### Directions for this task
Continue the compound preparation procedures from the point where they end, writing the next part in the same style.

EXAMPLE 57 Preparation of 2-(4-chloro-6-fluoro-3-methoxy-2-naphthoylamidophenyl)-5-trifluoromethylpyridazin-3-one (Compound no. 11-6)

2-(2-Amino-4-chloro-6-fluoro-3-methoxyphenyl)-5-trifluoromethylpyridazin-3-one (0.153 g) and 2-naphthoyl chloride (0.097 g) were mixed in dioxane (10 ml) and heated at reflux for 5 hours. The reaction mixture was partitioned between ethyl acetate and water. The organic phase was dried over anhydrous sodium sulfate. After removing the solvent under reduced pressure, the residue was purified by silica gel column chromatography, eluted with hexane-ethyl acetate (4:1) to give 0.198 g of the title compound, m.p. 190-2 c.

EXAMPLE 58 Preparation of 2-(2,4-dichloro-6-fluoro-3-methoxyphenyl)-5-trifluoromethylpyridazin-3-one (Compound no. 11-7) and 2-[4-chloro-2-(2-chloro-2-ethoxycarbonylethyl)-6-fluoro-3-methoxyphenyl]-5-trifluoromethylpyridazin-3-one (Compound no. 11-8)

Copper(II) chloride (0.119 g), t-butyl nitrite (0.115 g), and ethyl acrylate (3 ml) were placed in a flask, and cooled with a dry ice-acetone bath at −65 C. To this mixture 2-(2-amino-4-chloro-6-fluoro-3-methoxyphenyl)-5-trifluoromethylpyridazin-3-one (0.25 g) in acetonitrile (4 ml) was added and stirred. The reaction mixture was gradually warmed up to room temperature over night. The reaction mixture was partitioned between ethyl acetate and water. The organic phase was dried over anhydrous sodium sulfate. After removing the solvent under reduced pressure, the residue was purified by silica gel column chromatography, eluted with hexane-ethyl acetate (9:1) to give 0.077 g of 2-(2,4-dichloro-6-fluoro-3-methoxyphenyl)-5-trifluoromethylpyridazin-3-one and 0.033 g of 2-[4-chloro-2-(2-chloro-2-ethoxycarbonylethyl)-6-fluoro-3-methoxyphenyl]-5-trifluoromethylpyridazin-3-one.

EXAMPLE 59 Preparation of 2-(2,4-chloro-6-fluoro-3-hydroxy-2-naphthoylamidophenyl)-1-methyl-6-trifluoromethyl-2,4(1H, 3H)-pyrimidinedione (Compound no. 2-194)

Boron tribromide-emthyl sulfide complex (5.15 g) was added to a solution of 2-(4-chloro-6-fluoro-3-methoxy-2-naphthoylamidophenyl)-1-methyl-6-trifluoromethyl-2,4 (1H, 3H)-pyrimidinedione in 1,2-dichloroethane (150 ml) and heated at reflux for 1 hr. The reaction mixture was partitioned between methylene chloride and water. The organic phase was dried over anhydrous sodium sulfate. After removing the solvent under reduced pressure, the residue was purified by silica gel column chromatography, eluted with hexane-ethyl acetate (4:1 and 2:1) to give the title compound (4.127 g), m.p. 150-2 C.

### Excerpted records

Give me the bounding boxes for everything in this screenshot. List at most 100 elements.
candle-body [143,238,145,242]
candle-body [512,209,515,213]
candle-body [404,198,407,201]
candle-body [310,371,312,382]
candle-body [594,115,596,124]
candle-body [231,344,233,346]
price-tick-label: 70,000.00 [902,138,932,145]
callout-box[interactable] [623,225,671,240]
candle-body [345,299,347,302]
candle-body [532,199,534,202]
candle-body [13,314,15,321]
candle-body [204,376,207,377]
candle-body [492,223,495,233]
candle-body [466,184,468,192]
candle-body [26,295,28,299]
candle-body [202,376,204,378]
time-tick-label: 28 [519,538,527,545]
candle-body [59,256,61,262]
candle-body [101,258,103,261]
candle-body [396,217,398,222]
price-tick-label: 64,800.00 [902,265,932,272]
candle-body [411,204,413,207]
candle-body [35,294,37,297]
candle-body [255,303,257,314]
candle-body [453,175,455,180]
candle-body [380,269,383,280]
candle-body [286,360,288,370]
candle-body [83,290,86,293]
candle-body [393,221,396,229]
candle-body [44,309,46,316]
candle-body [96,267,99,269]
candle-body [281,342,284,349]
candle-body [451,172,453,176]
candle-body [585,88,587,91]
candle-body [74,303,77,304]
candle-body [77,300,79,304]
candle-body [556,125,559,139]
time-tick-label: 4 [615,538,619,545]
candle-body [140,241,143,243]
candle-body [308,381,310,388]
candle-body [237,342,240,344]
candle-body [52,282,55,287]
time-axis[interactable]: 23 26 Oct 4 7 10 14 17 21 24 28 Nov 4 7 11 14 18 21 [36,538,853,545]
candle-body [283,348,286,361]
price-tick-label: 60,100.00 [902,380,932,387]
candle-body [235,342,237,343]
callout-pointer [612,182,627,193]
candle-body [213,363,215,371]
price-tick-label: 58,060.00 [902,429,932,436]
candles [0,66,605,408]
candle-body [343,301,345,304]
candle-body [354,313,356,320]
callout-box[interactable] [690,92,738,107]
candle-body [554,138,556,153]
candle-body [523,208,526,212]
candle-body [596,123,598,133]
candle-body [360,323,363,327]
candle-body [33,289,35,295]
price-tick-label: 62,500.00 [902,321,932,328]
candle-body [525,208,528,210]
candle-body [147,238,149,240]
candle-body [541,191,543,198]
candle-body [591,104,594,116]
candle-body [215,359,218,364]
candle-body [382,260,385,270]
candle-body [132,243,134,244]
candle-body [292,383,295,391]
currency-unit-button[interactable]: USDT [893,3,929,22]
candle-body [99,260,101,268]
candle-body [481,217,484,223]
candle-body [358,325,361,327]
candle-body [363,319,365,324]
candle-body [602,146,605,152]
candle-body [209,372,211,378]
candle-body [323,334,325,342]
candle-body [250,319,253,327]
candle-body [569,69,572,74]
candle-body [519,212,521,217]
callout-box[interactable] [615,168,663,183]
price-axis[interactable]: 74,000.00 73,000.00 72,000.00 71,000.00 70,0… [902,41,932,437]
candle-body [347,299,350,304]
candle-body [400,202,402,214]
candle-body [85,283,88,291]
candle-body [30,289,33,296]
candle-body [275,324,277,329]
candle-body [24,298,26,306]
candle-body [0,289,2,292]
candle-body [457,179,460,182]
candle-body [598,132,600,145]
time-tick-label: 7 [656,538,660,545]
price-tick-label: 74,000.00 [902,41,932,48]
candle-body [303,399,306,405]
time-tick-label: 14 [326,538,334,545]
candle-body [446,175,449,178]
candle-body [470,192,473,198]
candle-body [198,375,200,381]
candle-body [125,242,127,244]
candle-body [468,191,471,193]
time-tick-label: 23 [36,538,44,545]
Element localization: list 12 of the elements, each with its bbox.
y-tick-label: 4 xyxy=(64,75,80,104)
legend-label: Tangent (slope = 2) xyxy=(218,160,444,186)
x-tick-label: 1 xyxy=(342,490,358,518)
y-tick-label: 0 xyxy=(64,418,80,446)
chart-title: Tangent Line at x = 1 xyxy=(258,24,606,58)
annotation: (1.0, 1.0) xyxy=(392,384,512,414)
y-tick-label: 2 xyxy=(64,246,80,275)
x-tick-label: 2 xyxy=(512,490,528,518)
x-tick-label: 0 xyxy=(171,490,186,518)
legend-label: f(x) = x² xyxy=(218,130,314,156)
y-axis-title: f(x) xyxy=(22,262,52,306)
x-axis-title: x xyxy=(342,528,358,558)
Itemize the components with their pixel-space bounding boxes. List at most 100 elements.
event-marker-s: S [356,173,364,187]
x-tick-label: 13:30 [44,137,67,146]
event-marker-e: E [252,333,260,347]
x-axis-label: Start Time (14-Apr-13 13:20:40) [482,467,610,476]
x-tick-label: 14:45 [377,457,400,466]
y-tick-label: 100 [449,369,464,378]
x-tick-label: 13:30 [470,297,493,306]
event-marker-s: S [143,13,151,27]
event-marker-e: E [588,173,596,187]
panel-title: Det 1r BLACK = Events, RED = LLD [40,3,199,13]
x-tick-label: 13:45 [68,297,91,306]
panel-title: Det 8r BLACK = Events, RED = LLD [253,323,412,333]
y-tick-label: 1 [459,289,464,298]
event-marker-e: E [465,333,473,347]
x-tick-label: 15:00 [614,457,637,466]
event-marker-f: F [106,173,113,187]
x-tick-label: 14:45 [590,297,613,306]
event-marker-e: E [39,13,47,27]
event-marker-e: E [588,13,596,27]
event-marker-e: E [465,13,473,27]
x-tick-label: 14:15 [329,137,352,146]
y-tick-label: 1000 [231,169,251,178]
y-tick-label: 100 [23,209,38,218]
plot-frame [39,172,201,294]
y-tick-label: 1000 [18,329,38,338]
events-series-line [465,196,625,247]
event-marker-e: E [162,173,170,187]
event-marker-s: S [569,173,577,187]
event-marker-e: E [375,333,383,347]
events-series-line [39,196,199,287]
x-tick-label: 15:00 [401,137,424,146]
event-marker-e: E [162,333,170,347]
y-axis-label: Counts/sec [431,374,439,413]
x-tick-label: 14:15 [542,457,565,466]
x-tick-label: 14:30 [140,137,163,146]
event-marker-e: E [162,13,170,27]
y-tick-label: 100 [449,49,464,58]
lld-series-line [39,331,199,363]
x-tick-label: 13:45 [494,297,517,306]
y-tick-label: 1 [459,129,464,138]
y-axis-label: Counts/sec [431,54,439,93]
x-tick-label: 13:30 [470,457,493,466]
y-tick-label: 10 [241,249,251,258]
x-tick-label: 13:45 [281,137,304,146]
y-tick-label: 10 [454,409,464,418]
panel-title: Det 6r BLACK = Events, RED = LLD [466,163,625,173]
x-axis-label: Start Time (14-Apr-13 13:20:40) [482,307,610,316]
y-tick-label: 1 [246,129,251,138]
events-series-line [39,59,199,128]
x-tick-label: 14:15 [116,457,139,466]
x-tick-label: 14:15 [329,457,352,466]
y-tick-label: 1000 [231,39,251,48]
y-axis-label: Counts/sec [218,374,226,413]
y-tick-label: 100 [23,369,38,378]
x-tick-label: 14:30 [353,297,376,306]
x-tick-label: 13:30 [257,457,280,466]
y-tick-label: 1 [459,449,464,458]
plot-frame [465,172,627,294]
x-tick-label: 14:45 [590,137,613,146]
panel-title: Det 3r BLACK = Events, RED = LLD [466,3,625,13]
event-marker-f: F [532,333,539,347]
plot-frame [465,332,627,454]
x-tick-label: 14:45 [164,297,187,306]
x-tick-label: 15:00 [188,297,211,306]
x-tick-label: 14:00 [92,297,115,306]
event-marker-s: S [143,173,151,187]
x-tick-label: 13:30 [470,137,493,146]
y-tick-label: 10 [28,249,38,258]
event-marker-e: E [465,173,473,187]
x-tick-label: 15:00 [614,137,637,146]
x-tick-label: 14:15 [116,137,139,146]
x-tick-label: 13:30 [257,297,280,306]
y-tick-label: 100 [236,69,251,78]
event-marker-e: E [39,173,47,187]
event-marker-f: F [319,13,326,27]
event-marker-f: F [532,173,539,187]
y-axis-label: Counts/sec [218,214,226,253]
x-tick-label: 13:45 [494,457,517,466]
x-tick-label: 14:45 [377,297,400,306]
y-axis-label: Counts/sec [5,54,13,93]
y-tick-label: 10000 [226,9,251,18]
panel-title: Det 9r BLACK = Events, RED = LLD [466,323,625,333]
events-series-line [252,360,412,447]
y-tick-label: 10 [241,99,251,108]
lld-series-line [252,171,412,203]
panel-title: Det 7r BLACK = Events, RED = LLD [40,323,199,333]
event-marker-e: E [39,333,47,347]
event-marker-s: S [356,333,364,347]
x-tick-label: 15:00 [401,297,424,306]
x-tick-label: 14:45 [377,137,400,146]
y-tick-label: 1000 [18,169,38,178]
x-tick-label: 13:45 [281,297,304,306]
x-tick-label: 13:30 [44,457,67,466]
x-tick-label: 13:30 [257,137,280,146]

### Output for this task
EXAMPLE 60 Preparation of 2-(4-chloro-3-ethoxy-6-fluoro-2-naphthoylamidophenyl)-1-methyl-6-trifluoromethyl-2,4(1H, 3H)-pyrimidinedione (Compound no. 2-196)

2-(4-Chloro-6-fluoro-3-hydroxy-2-naphthoylamidophenyl)-1-methyl-6-trifluoromethyl-2,4 (1H, 3H)-pyrimidinedione (0.203 g), ethyl iodide (75 mg) and potassium carbonate (55 mg) were stirred in methylethyl ketone (9 ml) and dimethyl sulfoxide (1 ml) at room temperature over night. The reaction mixture was filtered and evaporated under reduced pressure. The residue was purified by silica gel column chromatography, eluted with hexane-ethyl acetate (4:1) to give the title compound (0.16 g).

EXAMPLE 61 Preparation of 3-[4-chloro-2-diazanyl-6-fluoro-3-methoxyphenyl]-1-methyl-6-trifluoromethyl-2,4(1H, 3H)-pyrimidinedione (Compound no. 15-1)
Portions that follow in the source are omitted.